◆ Extracted data ◆
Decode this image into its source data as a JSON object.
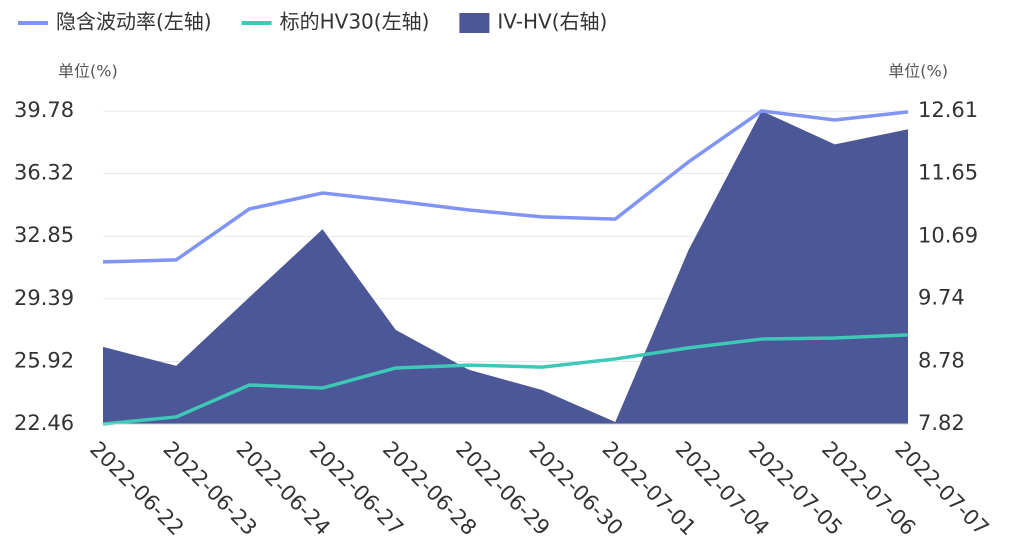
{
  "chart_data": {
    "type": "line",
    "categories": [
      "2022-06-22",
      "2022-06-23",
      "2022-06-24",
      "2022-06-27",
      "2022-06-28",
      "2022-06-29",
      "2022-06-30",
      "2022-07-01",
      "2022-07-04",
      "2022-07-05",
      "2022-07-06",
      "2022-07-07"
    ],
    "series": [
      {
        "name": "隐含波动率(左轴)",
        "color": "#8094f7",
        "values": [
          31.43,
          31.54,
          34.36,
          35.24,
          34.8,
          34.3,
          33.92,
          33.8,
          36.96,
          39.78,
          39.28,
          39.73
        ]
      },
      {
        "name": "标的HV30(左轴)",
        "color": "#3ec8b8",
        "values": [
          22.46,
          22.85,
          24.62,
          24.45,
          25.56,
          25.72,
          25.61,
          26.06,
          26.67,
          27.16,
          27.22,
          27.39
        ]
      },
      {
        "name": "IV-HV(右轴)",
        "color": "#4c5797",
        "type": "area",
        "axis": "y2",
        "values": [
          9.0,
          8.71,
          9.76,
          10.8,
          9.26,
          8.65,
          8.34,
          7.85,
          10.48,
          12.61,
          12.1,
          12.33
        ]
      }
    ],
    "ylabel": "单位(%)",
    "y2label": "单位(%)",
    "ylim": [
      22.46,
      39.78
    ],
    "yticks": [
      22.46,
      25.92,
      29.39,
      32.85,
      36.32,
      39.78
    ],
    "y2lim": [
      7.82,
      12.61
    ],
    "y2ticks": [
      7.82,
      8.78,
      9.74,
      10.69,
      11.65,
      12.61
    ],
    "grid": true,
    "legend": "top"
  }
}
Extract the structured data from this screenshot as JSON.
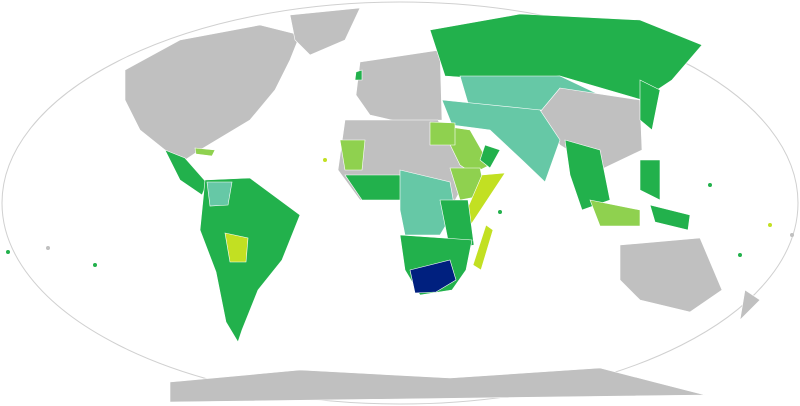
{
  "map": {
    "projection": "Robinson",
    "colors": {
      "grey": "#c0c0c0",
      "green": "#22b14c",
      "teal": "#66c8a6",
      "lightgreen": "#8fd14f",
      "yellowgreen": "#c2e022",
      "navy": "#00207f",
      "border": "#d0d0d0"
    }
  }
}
==
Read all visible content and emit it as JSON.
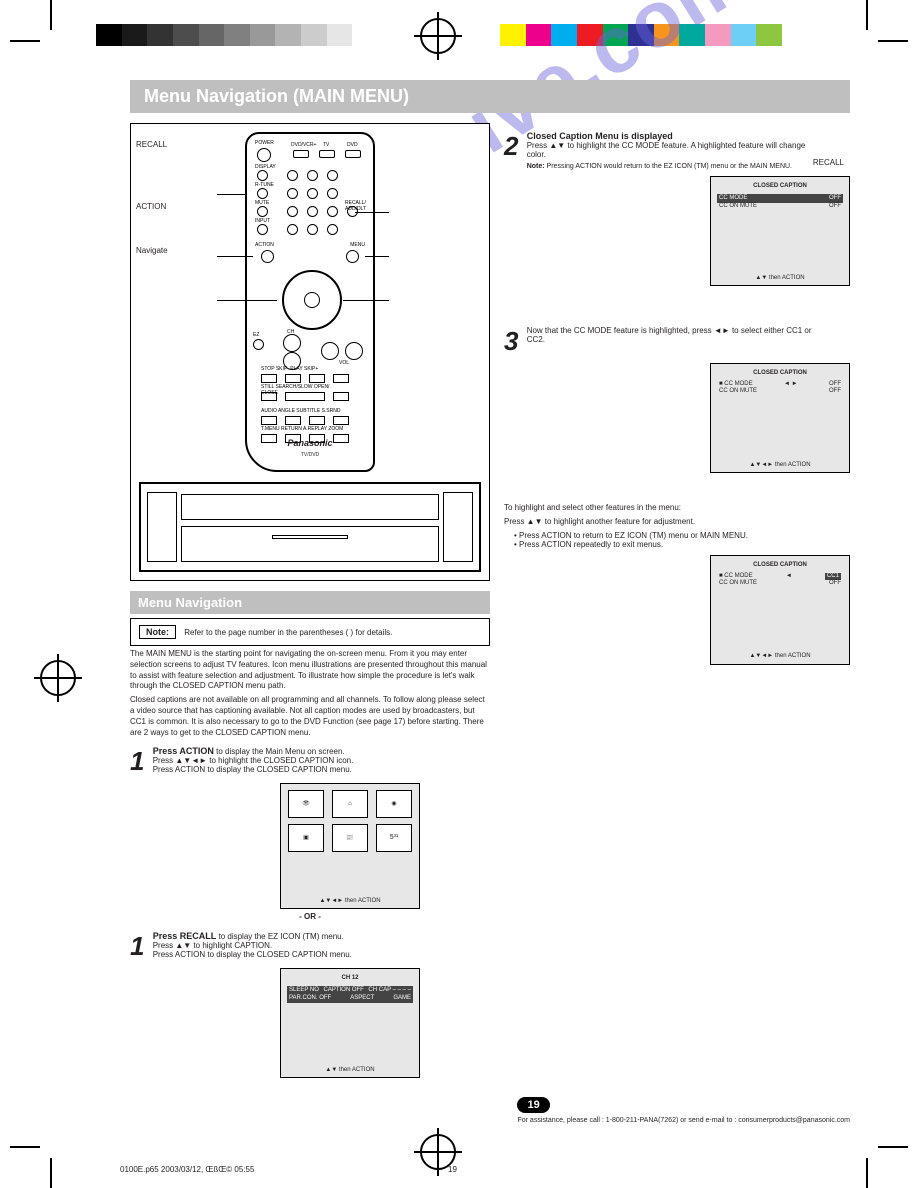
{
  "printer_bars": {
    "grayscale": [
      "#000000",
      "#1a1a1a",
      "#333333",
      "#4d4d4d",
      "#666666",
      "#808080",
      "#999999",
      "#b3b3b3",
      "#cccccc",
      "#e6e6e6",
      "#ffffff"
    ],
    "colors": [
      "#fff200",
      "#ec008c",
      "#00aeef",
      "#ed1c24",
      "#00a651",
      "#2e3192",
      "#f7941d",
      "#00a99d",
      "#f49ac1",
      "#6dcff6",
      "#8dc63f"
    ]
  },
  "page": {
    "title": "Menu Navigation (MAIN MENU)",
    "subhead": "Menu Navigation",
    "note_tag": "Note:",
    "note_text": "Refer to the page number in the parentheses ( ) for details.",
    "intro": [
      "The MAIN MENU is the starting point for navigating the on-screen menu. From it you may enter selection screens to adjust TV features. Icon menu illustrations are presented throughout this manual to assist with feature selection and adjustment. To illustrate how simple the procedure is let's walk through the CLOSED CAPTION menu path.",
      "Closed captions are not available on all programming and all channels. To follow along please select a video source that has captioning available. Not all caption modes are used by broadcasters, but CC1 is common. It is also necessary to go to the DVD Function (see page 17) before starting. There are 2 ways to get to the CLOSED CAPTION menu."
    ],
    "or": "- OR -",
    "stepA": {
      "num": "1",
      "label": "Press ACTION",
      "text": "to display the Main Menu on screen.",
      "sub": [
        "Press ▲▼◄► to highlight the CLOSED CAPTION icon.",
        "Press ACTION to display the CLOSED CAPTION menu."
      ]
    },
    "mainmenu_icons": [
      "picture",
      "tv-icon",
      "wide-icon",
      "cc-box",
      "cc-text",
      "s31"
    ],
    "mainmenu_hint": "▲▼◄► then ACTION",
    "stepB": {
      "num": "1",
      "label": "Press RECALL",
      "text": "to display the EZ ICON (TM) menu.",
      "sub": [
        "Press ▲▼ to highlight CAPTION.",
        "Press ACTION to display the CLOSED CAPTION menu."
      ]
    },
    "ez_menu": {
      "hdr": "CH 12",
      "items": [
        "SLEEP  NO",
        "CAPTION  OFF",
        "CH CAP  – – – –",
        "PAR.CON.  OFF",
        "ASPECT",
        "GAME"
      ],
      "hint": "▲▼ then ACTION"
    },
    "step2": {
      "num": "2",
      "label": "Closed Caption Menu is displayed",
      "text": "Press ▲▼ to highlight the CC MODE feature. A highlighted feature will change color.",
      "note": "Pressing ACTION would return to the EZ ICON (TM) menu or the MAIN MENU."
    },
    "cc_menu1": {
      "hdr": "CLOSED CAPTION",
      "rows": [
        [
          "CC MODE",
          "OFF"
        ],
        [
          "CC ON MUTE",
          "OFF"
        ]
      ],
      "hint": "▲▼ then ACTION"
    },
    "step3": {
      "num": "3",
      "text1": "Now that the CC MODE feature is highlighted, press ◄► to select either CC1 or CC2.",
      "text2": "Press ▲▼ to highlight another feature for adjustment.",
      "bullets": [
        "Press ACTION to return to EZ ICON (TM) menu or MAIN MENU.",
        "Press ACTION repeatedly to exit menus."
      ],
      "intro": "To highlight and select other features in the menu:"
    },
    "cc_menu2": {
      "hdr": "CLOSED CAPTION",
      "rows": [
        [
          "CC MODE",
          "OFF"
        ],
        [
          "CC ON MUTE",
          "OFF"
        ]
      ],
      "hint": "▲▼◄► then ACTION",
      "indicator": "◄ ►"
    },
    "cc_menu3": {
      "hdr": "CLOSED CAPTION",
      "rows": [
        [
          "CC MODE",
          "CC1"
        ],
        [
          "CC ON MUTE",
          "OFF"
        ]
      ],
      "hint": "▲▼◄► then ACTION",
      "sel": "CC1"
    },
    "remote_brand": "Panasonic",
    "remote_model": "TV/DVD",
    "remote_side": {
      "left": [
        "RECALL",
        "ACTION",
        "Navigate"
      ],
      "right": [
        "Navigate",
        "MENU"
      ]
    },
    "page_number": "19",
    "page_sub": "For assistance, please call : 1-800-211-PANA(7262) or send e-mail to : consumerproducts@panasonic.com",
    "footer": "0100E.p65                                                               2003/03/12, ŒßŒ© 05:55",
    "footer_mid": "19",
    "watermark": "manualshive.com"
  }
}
---
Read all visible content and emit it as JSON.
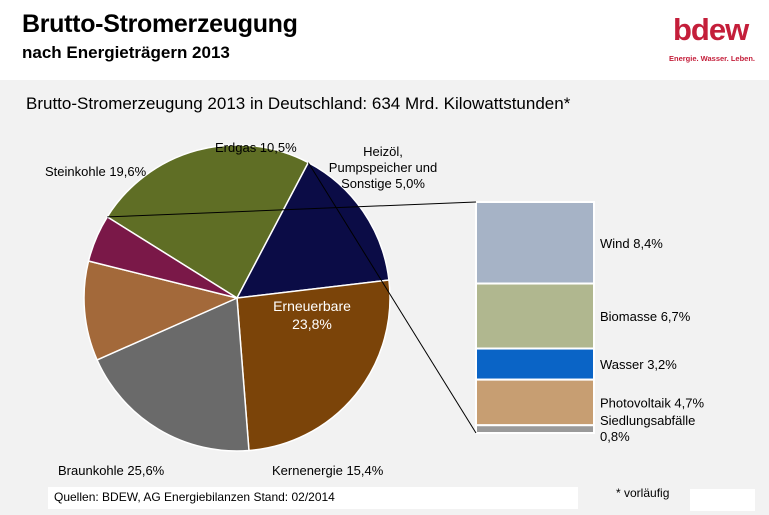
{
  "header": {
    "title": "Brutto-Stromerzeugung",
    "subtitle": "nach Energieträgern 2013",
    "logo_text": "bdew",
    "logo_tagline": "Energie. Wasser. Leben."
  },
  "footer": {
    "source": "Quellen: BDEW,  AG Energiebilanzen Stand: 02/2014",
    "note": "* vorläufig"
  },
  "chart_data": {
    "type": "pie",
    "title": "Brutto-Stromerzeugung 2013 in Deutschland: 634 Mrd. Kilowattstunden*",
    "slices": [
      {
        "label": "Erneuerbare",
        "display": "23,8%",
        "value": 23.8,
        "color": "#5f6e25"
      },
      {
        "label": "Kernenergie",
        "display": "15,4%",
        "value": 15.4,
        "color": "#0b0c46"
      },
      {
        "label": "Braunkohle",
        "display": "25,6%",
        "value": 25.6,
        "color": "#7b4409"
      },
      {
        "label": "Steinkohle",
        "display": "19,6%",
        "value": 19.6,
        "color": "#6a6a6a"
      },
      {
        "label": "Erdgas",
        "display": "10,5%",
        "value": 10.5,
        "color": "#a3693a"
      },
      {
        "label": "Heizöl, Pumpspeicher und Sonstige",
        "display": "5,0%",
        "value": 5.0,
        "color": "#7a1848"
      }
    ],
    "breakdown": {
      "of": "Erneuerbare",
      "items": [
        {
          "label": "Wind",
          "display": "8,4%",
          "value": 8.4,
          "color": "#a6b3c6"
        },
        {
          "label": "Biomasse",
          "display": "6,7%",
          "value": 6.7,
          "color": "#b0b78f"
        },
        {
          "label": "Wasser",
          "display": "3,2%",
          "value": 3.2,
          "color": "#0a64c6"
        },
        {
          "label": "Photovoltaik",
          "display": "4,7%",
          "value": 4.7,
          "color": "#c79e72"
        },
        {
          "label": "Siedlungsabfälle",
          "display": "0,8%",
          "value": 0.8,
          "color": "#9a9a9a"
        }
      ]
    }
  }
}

◆ Given task ◆
Check each line in the records for the word "source" and say how many have it, with nothing else.

◆ In response ◆
3